### Stated goal
Omit the pictures and output every entry below exactly as written.

=-=-=-=-=

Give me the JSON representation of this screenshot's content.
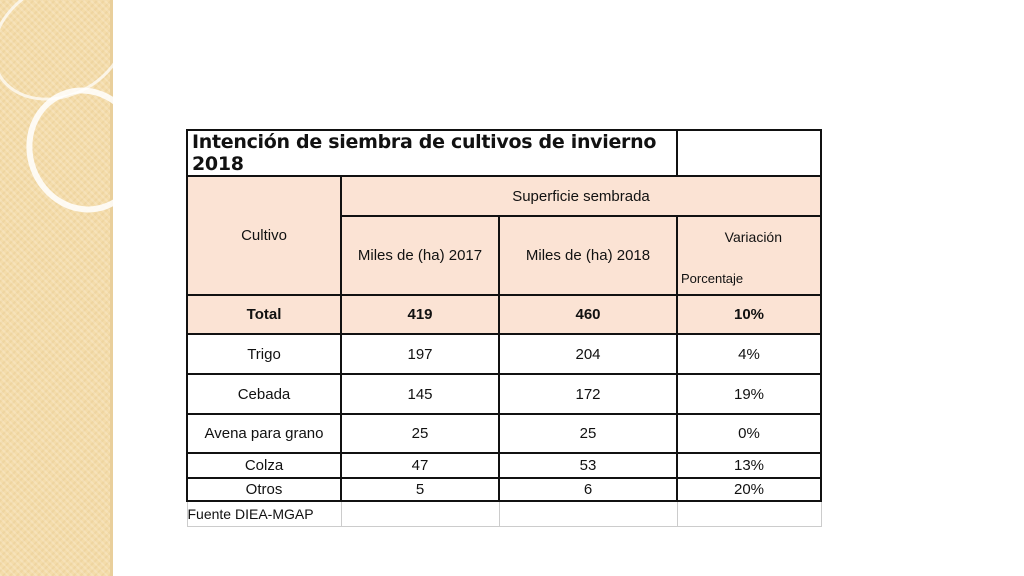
{
  "table": {
    "title": "Intención de siembra de cultivos de invierno 2018",
    "header": {
      "cultivo": "Cultivo",
      "superficie": "Superficie sembrada",
      "col2017": "Miles de (ha) 2017",
      "col2018": "Miles de (ha) 2018",
      "variacion": "Variación",
      "porcentaje": "Porcentaje"
    },
    "rows": [
      [
        "Total",
        "419",
        "460",
        "10%"
      ],
      [
        "Trigo",
        "197",
        "204",
        "4%"
      ],
      [
        "Cebada",
        "145",
        "172",
        "19%"
      ],
      [
        "Avena para grano",
        "25",
        "25",
        "0%"
      ],
      [
        "Colza",
        "47",
        "53",
        "13%"
      ],
      [
        "Otros",
        "5",
        "6",
        "20%"
      ]
    ],
    "source": "Fuente DIEA-MGAP"
  }
}
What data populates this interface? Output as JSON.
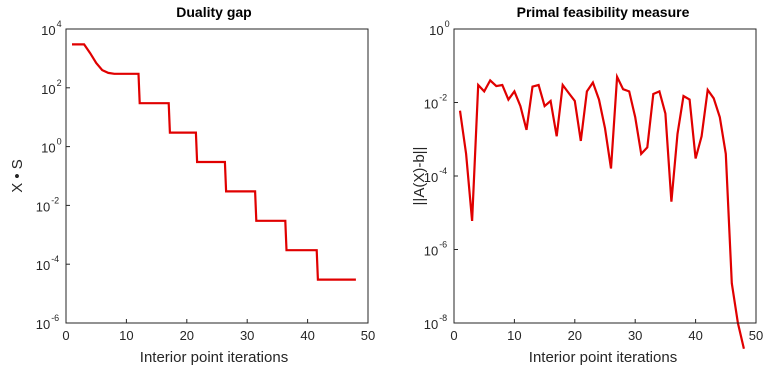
{
  "chart_data": [
    {
      "type": "line",
      "title": "Duality gap",
      "xlabel": "Interior point iterations",
      "ylabel": "X • S",
      "xlim": [
        0,
        50
      ],
      "ylim_exponents": [
        -6,
        4
      ],
      "yscale": "log",
      "xticks": [
        0,
        10,
        20,
        30,
        40,
        50
      ],
      "yticks": [
        {
          "base": "10",
          "exp": "-6"
        },
        {
          "base": "10",
          "exp": "-4"
        },
        {
          "base": "10",
          "exp": "-2"
        },
        {
          "base": "10",
          "exp": "0"
        },
        {
          "base": "10",
          "exp": "2"
        },
        {
          "base": "10",
          "exp": "4"
        }
      ],
      "grid": false,
      "series": [
        {
          "color": "#e00000",
          "x": [
            1,
            2,
            3,
            4,
            5,
            6,
            7,
            8,
            9,
            10,
            11,
            12,
            12.2,
            17,
            17.2,
            21.5,
            21.7,
            26.3,
            26.5,
            31.3,
            31.5,
            36.3,
            36.5,
            41.5,
            41.7,
            48
          ],
          "y": [
            3000,
            3000,
            3000,
            1500,
            700,
            400,
            320,
            300,
            300,
            300,
            300,
            300,
            30,
            30,
            3,
            3,
            0.3,
            0.3,
            0.03,
            0.03,
            0.003,
            0.003,
            0.0003,
            0.0003,
            3e-05,
            3e-05
          ]
        }
      ]
    },
    {
      "type": "line",
      "title": "Primal feasibility measure",
      "xlabel": "Interior point iterations",
      "ylabel": "||A(X)-b||",
      "xlim": [
        0,
        50
      ],
      "ylim_exponents": [
        -8,
        0
      ],
      "yscale": "log",
      "xticks": [
        0,
        10,
        20,
        30,
        40,
        50
      ],
      "yticks": [
        {
          "base": "10",
          "exp": "-8"
        },
        {
          "base": "10",
          "exp": "-6"
        },
        {
          "base": "10",
          "exp": "-4"
        },
        {
          "base": "10",
          "exp": "-2"
        },
        {
          "base": "10",
          "exp": "0"
        }
      ],
      "grid": false,
      "series": [
        {
          "color": "#e00000",
          "x": [
            1,
            2,
            3,
            4,
            5,
            6,
            7,
            8,
            9,
            10,
            11,
            12,
            13,
            14,
            15,
            16,
            17,
            18,
            19,
            20,
            21,
            22,
            23,
            24,
            25,
            26,
            27,
            28,
            29,
            30,
            31,
            32,
            33,
            34,
            35,
            36,
            37,
            38,
            39,
            40,
            41,
            42,
            43,
            44,
            45,
            46,
            47,
            48
          ],
          "y": [
            0.006,
            0.0004,
            6e-06,
            0.03,
            0.02,
            0.04,
            0.028,
            0.03,
            0.012,
            0.02,
            0.008,
            0.0018,
            0.027,
            0.03,
            0.008,
            0.011,
            0.0012,
            0.03,
            0.018,
            0.011,
            0.0009,
            0.02,
            0.035,
            0.012,
            0.002,
            0.00016,
            0.05,
            0.023,
            0.02,
            0.004,
            0.0004,
            0.0006,
            0.017,
            0.02,
            0.005,
            2e-05,
            0.0014,
            0.015,
            0.012,
            0.0003,
            0.0012,
            0.022,
            0.013,
            0.004,
            0.0004,
            1.2e-07,
            1e-08,
            2e-09
          ]
        }
      ]
    }
  ]
}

=-=-=-=-=

### Complete answer
Give me the JSON representation of this screenshot's content.
{
  "table": {
    "title": "Intención de siembra de cultivos de invierno 2018",
    "header": {
      "cultivo": "Cultivo",
      "superficie": "Superficie sembrada",
      "col2017": "Miles de (ha) 2017",
      "col2018": "Miles de (ha) 2018",
      "variacion": "Variación",
      "porcentaje": "Porcentaje"
    },
    "rows": [
      [
        "Total",
        "419",
        "460",
        "10%"
      ],
      [
        "Trigo",
        "197",
        "204",
        "4%"
      ],
      [
        "Cebada",
        "145",
        "172",
        "19%"
      ],
      [
        "Avena para grano",
        "25",
        "25",
        "0%"
      ],
      [
        "Colza",
        "47",
        "53",
        "13%"
      ],
      [
        "Otros",
        "5",
        "6",
        "20%"
      ]
    ],
    "source": "Fuente DIEA-MGAP"
  }
}
What data populates this interface? Output as JSON.
{
  "chart_data": [
    {
      "type": "line",
      "title": "Duality gap",
      "xlabel": "Interior point iterations",
      "ylabel": "X • S",
      "xlim": [
        0,
        50
      ],
      "ylim_exponents": [
        -6,
        4
      ],
      "yscale": "log",
      "xticks": [
        0,
        10,
        20,
        30,
        40,
        50
      ],
      "yticks": [
        {
          "base": "10",
          "exp": "-6"
        },
        {
          "base": "10",
          "exp": "-4"
        },
        {
          "base": "10",
          "exp": "-2"
        },
        {
          "base": "10",
          "exp": "0"
        },
        {
          "base": "10",
          "exp": "2"
        },
        {
          "base": "10",
          "exp": "4"
        }
      ],
      "grid": false,
      "series": [
        {
          "color": "#e00000",
          "x": [
            1,
            2,
            3,
            4,
            5,
            6,
            7,
            8,
            9,
            10,
            11,
            12,
            12.2,
            17,
            17.2,
            21.5,
            21.7,
            26.3,
            26.5,
            31.3,
            31.5,
            36.3,
            36.5,
            41.5,
            41.7,
            48
          ],
          "y": [
            3000,
            3000,
            3000,
            1500,
            700,
            400,
            320,
            300,
            300,
            300,
            300,
            300,
            30,
            30,
            3,
            3,
            0.3,
            0.3,
            0.03,
            0.03,
            0.003,
            0.003,
            0.0003,
            0.0003,
            3e-05,
            3e-05
          ]
        }
      ]
    },
    {
      "type": "line",
      "title": "Primal feasibility measure",
      "xlabel": "Interior point iterations",
      "ylabel": "||A(X)-b||",
      "xlim": [
        0,
        50
      ],
      "ylim_exponents": [
        -8,
        0
      ],
      "yscale": "log",
      "xticks": [
        0,
        10,
        20,
        30,
        40,
        50
      ],
      "yticks": [
        {
          "base": "10",
          "exp": "-8"
        },
        {
          "base": "10",
          "exp": "-6"
        },
        {
          "base": "10",
          "exp": "-4"
        },
        {
          "base": "10",
          "exp": "-2"
        },
        {
          "base": "10",
          "exp": "0"
        }
      ],
      "grid": false,
      "series": [
        {
          "color": "#e00000",
          "x": [
            1,
            2,
            3,
            4,
            5,
            6,
            7,
            8,
            9,
            10,
            11,
            12,
            13,
            14,
            15,
            16,
            17,
            18,
            19,
            20,
            21,
            22,
            23,
            24,
            25,
            26,
            27,
            28,
            29,
            30,
            31,
            32,
            33,
            34,
            35,
            36,
            37,
            38,
            39,
            40,
            41,
            42,
            43,
            44,
            45,
            46,
            47,
            48
          ],
          "y": [
            0.006,
            0.0004,
            6e-06,
            0.03,
            0.02,
            0.04,
            0.028,
            0.03,
            0.012,
            0.02,
            0.008,
            0.0018,
            0.027,
            0.03,
            0.008,
            0.011,
            0.0012,
            0.03,
            0.018,
            0.011,
            0.0009,
            0.02,
            0.035,
            0.012,
            0.002,
            0.00016,
            0.05,
            0.023,
            0.02,
            0.004,
            0.0004,
            0.0006,
            0.017,
            0.02,
            0.005,
            2e-05,
            0.0014,
            0.015,
            0.012,
            0.0003,
            0.0012,
            0.022,
            0.013,
            0.004,
            0.0004,
            1.2e-07,
            1e-08,
            2e-09
          ]
        }
      ]
    }
  ]
}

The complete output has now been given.